-- START --

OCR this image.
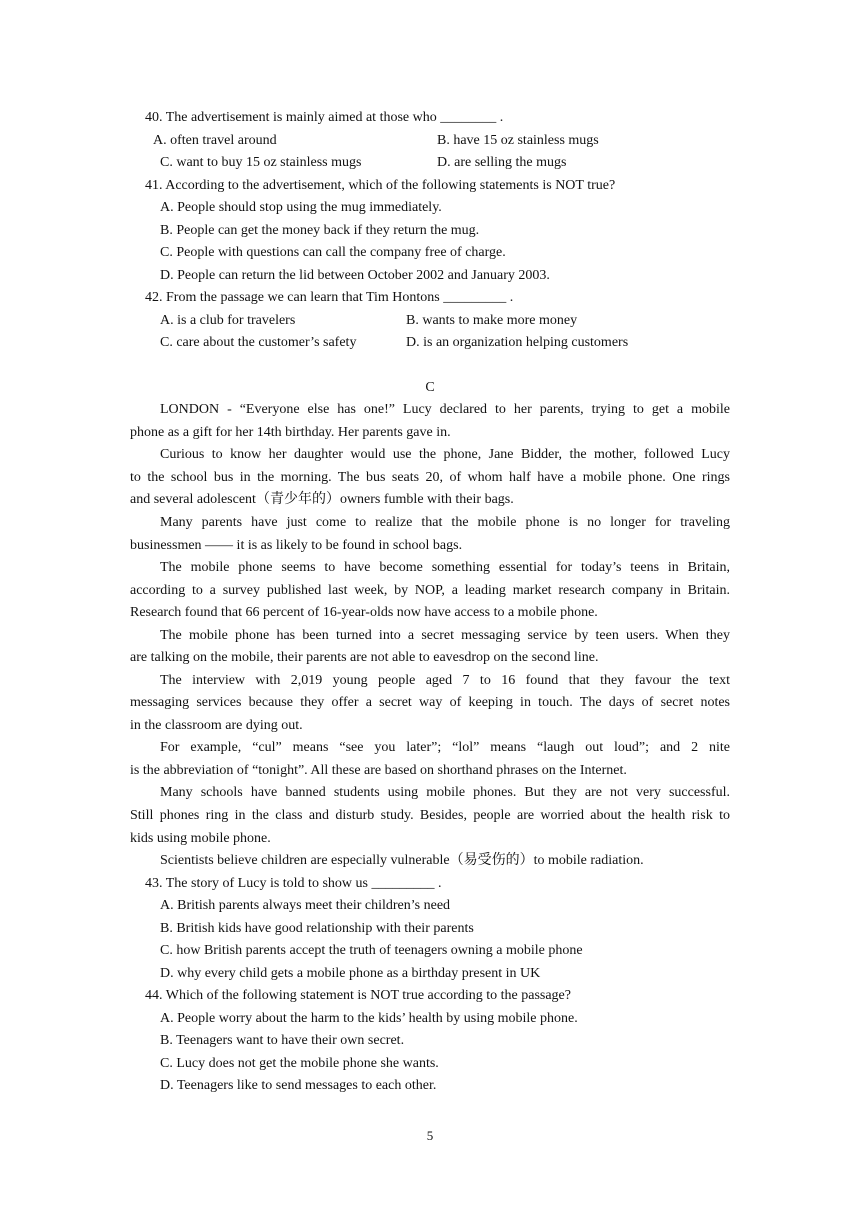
40. The advertisement is mainly aimed at those who ________ .
A. often travel around	B. have 15 oz stainless mugs
C. want to buy 15 oz stainless mugs	D. are selling the mugs
41. According to the advertisement, which of the following statements is NOT true?
A. People should stop using the mug immediately.
B. People can get the money back if they return the mug.
C. People with questions can call the company free of charge.
D. People can return the lid between October 2002 and January 2003.
42. From the passage we can learn that Tim Hontons _________ .
A. is a club for travelers	B. wants to make more money
C. care about the customer’s safety	D. is an organization helping customers
C
LONDON - “Everyone else has one!” Lucy declared to her parents, trying to get a mobile
phone as a gift for her 14th birthday. Her parents gave in.
Curious to know her daughter would use the phone, Jane Bidder, the mother, followed Lucy
to the school bus in the morning. The bus seats 20, of whom half have a mobile phone. One rings
and several adolescent（青少年的）owners fumble with their bags.
Many parents have just come to realize that the mobile phone is no longer for traveling
businessmen —— it is as likely to be found in school bags.
The mobile phone seems to have become something essential for today’s teens in Britain,
according to a survey published last week, by NOP, a leading market research company in Britain.
Research found that 66 percent of 16-year-olds now have access to a mobile phone.
The mobile phone has been turned into a secret messaging service by teen users. When they
are talking on the mobile, their parents are not able to eavesdrop on the second line.
The interview with 2,019 young people aged 7 to 16 found that they favour the text
messaging services because they offer a secret way of keeping in touch. The days of secret notes
in the classroom are dying out.
For example, “cul” means “see you later”; “lol” means “laugh out loud”; and 2 nite
is the abbreviation of “tonight”. All these are based on shorthand phrases on the Internet.
Many schools have banned students using mobile phones. But they are not very successful.
Still phones ring in the class and disturb study. Besides, people are worried about the health risk to
kids using mobile phone.
Scientists believe children are especially vulnerable（易受伤的）to mobile radiation.
43. The story of Lucy is told to show us _________ .
A. British parents always meet their children’s need
B. British kids have good relationship with their parents
C. how British parents accept the truth of teenagers owning a mobile phone
D. why every child gets a mobile phone as a birthday present in UK
44. Which of the following statement is NOT true according to the passage?
A. People worry about the harm to the kids’ health by using mobile phone.
B. Teenagers want to have their own secret.
C. Lucy does not get the mobile phone she wants.
D. Teenagers like to send messages to each other.
5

-- END --

- **Exercise prompt**: All the records above need to be given again word for word. Skip the pictures.

- **Finished exercise**:
OCR this image.
40. The advertisement is mainly aimed at those who ________ .
A. often travel around	B. have 15 oz stainless mugs
C. want to buy 15 oz stainless mugs	D. are selling the mugs
41. According to the advertisement, which of the following statements is NOT true?
A. People should stop using the mug immediately.
B. People can get the money back if they return the mug.
C. People with questions can call the company free of charge.
D. People can return the lid between October 2002 and January 2003.
42. From the passage we can learn that Tim Hontons _________ .
A. is a club for travelers	B. wants to make more money
C. care about the customer’s safety	D. is an organization helping customers
C
LONDON - “Everyone else has one!” Lucy declared to her parents, trying to get a mobile
phone as a gift for her 14th birthday. Her parents gave in.
Curious to know her daughter would use the phone, Jane Bidder, the mother, followed Lucy
to the school bus in the morning. The bus seats 20, of whom half have a mobile phone. One rings
and several adolescent（青少年的）owners fumble with their bags.
Many parents have just come to realize that the mobile phone is no longer for traveling
businessmen —— it is as likely to be found in school bags.
The mobile phone seems to have become something essential for today’s teens in Britain,
according to a survey published last week, by NOP, a leading market research company in Britain.
Research found that 66 percent of 16-year-olds now have access to a mobile phone.
The mobile phone has been turned into a secret messaging service by teen users. When they
are talking on the mobile, their parents are not able to eavesdrop on the second line.
The interview with 2,019 young people aged 7 to 16 found that they favour the text
messaging services because they offer a secret way of keeping in touch. The days of secret notes
in the classroom are dying out.
For example, “cul” means “see you later”; “lol” means “laugh out loud”; and 2 nite
is the abbreviation of “tonight”. All these are based on shorthand phrases on the Internet.
Many schools have banned students using mobile phones. But they are not very successful.
Still phones ring in the class and disturb study. Besides, people are worried about the health risk to
kids using mobile phone.
Scientists believe children are especially vulnerable（易受伤的）to mobile radiation.
43. The story of Lucy is told to show us _________ .
A. British parents always meet their children’s need
B. British kids have good relationship with their parents
C. how British parents accept the truth of teenagers owning a mobile phone
D. why every child gets a mobile phone as a birthday present in UK
44. Which of the following statement is NOT true according to the passage?
A. People worry about the harm to the kids’ health by using mobile phone.
B. Teenagers want to have their own secret.
C. Lucy does not get the mobile phone she wants.
D. Teenagers like to send messages to each other.
5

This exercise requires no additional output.